**抜粋本文**
•••
こんにちは。
コンちゃんこと佐々木です。
MySQLのインデックスの知見を得たので書き下しておきます。
DB高速化のためには、インデックスを張るのが有効です。
紙の辞書には「あで始まる単語はここから」「いで始まる単語はここから」「うで始まる~」というような索引がありますが、これを用意するのと同じ感じ。
検索(SELECT文)が早くなります。
テーブルごとに用意します。
Userテーブルはuser_idカラムにインデックスを張る、といったように。
注意点ですが、インデックス情報を持つためにDBの容量を使うはずなので、必要なものだけに張りましょう。
実行環境は以下。
- MySQL8.0系
- Python3.7系
- SQLAlchemy1.3系
インデックスを張るかどうかの検討手順
遅いクエリを見つけ、ステージング環境で改善検証し、本番実施の流れです。
1. DBに飛んでいるSELECTクエリ文の把握
以下の手段で把握します。
- DBにクエリを飛ばしているプログラムのコードを読む
- ORMapper(以下ORM)を利用している場合はORMのデバッグ出力等をONにしてORMが作るクエリ文を出力させる
- PythonでORMであるSQLAlchemyを使用している場合は、ログレベルをデフォルトのWARNからINFOに設定変更すると出力される
- https://docs.sqlalchemy.org/en/14/core/engines.html#configuring-logging
- スロークエリログを出力させ確認する
- MySQL自体が持っている機能で、DBに対して設定用クエリを飛ばすか、AWSのRDSを使用しているならマネジメントコンソールから(ほぼ)GUIで設定できる
どのクエリの速度を改善したいかを決めましょう。
2. 実行計画を見る
先のクエリの先頭に EXPLAIN
を付与すると実行計画なるものを見られます。
例えば、SELECT * FROM user WHERE user_id=1;
というクエリの実行速度を見るなら、EXPLAIN SELECT * FROM user WHERE user_id=1;
とします。
以下は、私が実際に見たEXPLAIN結果をちょいとぼかしたものです。
id | select_type | table | partitions | type | possible_keys | key | key_len | ref | rows | filtered | Extra |
---|---|---|---|---|---|---|---|---|---|---|---|
1 | PRIMARY | a | NULL | ALL | NULL | NULL | NULL | NULL | 1383610 | 100.00 | Using where |
1 | PRIMARY | t | NULL | eq_ref | PRIMARY | PRIMARY | 8 | hogedb.a.huga_id | 1 | 10.00 | Using where |
1 | PRIMARY | NULL | ref | 15 | hogedb.a.huga_id2,hogedb.a.fuga_id3 | 10 | 100.00 | Using index | |||
2 | DERIVED | テーブル名 | NULL | ALL | NULL | NULL | NULL | NULL | 1383610 | 11.11 | Using where; Using temporary |
ざっくり確認するなら以下3つ。
•••
項目位置の記録:
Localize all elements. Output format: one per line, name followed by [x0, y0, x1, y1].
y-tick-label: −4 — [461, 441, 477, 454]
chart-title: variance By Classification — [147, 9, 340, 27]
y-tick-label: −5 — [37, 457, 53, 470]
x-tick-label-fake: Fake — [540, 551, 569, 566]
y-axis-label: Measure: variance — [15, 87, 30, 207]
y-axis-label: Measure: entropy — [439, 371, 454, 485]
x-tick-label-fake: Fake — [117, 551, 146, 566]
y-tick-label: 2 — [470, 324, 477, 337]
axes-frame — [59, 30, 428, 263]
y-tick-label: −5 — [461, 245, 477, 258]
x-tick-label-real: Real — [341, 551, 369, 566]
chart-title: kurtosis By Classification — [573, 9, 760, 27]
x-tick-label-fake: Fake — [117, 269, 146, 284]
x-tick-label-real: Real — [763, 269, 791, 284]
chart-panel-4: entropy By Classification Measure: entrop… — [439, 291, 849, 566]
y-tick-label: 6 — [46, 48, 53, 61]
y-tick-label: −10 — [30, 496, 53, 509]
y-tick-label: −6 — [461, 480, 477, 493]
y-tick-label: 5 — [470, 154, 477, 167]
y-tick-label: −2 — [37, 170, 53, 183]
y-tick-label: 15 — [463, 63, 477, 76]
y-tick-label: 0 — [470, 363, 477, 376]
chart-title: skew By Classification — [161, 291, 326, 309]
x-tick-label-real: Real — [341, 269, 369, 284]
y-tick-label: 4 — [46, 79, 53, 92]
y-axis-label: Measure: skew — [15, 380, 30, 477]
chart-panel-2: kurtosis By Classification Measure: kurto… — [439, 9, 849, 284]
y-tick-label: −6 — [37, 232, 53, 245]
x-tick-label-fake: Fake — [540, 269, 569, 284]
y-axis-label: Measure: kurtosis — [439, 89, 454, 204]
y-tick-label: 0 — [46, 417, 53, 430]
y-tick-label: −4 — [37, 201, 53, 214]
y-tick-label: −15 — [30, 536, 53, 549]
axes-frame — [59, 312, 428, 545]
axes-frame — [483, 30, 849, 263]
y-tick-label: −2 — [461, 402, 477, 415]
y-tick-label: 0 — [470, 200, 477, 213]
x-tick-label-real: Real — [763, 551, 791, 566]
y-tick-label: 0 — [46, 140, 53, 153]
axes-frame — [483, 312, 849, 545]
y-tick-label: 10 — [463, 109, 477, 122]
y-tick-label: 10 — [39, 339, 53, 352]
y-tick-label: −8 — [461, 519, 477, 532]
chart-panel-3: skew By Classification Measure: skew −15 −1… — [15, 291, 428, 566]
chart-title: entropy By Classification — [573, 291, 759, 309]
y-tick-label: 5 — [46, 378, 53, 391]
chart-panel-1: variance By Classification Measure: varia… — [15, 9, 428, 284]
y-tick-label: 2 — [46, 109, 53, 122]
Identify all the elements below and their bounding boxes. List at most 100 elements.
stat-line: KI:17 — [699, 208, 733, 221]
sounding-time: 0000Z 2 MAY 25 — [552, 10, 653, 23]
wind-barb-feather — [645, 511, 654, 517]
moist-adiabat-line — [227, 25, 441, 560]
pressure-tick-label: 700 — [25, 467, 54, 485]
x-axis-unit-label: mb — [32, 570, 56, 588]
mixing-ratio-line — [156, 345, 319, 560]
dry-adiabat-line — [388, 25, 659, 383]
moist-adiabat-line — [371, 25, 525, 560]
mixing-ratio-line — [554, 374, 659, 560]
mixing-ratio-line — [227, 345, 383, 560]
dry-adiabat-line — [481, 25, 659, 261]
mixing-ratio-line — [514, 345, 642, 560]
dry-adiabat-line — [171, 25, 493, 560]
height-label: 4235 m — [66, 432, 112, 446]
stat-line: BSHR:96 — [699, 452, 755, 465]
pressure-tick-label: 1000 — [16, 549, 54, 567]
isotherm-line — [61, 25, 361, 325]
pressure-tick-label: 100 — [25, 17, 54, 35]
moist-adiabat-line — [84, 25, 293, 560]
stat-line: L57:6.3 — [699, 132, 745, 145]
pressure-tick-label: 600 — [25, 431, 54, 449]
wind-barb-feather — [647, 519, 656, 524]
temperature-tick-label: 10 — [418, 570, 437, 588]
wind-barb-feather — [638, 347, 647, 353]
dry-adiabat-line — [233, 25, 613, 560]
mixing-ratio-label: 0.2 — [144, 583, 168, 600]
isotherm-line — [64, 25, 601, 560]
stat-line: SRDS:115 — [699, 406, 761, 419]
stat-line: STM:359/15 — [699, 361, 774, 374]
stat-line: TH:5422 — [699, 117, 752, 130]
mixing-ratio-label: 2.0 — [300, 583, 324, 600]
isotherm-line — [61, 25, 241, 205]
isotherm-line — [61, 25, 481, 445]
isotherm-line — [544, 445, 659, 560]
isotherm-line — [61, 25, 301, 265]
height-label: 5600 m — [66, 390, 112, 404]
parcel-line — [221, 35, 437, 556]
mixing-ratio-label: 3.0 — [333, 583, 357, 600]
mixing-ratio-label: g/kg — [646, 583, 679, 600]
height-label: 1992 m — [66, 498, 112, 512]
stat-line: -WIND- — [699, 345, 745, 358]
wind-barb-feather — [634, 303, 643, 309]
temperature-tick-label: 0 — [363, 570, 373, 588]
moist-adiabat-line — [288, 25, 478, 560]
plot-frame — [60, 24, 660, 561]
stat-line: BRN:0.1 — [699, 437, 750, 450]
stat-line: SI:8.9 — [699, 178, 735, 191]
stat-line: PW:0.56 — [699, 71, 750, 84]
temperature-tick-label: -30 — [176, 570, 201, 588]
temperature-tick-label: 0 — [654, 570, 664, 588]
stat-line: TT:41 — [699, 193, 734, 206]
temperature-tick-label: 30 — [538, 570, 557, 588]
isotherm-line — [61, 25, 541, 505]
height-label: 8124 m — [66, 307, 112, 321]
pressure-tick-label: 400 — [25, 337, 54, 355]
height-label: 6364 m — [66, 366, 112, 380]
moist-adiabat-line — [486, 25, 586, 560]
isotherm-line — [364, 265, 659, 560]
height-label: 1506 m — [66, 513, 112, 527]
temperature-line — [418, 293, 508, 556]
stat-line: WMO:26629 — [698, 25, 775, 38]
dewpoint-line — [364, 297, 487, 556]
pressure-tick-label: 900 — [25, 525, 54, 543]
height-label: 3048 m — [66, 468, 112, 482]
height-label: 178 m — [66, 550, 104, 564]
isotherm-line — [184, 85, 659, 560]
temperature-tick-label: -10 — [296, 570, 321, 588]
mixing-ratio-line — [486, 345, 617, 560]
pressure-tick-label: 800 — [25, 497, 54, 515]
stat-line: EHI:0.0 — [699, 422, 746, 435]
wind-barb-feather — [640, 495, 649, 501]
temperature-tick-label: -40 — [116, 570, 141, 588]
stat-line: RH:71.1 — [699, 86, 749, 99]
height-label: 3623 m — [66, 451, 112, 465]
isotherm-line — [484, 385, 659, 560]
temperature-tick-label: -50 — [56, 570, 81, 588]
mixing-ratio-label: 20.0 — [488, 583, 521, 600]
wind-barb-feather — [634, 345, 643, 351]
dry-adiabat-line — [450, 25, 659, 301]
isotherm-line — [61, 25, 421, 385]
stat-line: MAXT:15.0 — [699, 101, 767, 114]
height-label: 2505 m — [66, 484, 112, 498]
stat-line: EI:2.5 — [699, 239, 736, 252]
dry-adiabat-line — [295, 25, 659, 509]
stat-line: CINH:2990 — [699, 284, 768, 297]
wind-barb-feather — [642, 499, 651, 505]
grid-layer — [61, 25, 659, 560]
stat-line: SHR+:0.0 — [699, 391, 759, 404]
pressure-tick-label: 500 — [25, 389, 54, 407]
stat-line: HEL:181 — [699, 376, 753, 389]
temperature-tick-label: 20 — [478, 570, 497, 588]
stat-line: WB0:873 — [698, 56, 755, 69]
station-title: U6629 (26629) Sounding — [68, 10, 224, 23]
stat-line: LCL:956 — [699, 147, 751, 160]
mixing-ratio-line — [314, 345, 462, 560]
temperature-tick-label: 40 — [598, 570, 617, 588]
•••
**設問**
1. インデックスの記事で、実行環境として挙げられているものをすべて書き出してください。
2. インデックスの記事のうち、「id | select_type」を含むところから「ざっくり確認するなら以下3つ。」の後までを、一字も変えずに写し直してください。
記録は別の出典から取ったものです。

**解答**
1.
- MySQL8.0系
- Python3.7系
- SQLAlchemy1.3系

2.
id | select_type | table | partitions | type | possible_keys | key | key_len | ref | rows | filtered | Extra |
---|---|---|---|---|---|---|---|---|---|---|---|
1 | PRIMARY | a | NULL | ALL | NULL | NULL | NULL | NULL | 1383610 | 100.00 | Using where |
1 | PRIMARY | t | NULL | eq_ref | PRIMARY | PRIMARY | 8 | hogedb.a.huga_id | 1 | 10.00 | Using where |
1 | PRIMARY | NULL | ref | 15 | hogedb.a.huga_id2,hogedb.a.fuga_id3 | 10 | 100.00 | Using index | |||
2 | DERIVED | テーブル名 | NULL | ALL | NULL | NULL | NULL | NULL | 1383610 | 11.11 | Using where; Using temporary |
ざっくり確認するなら以下3つ。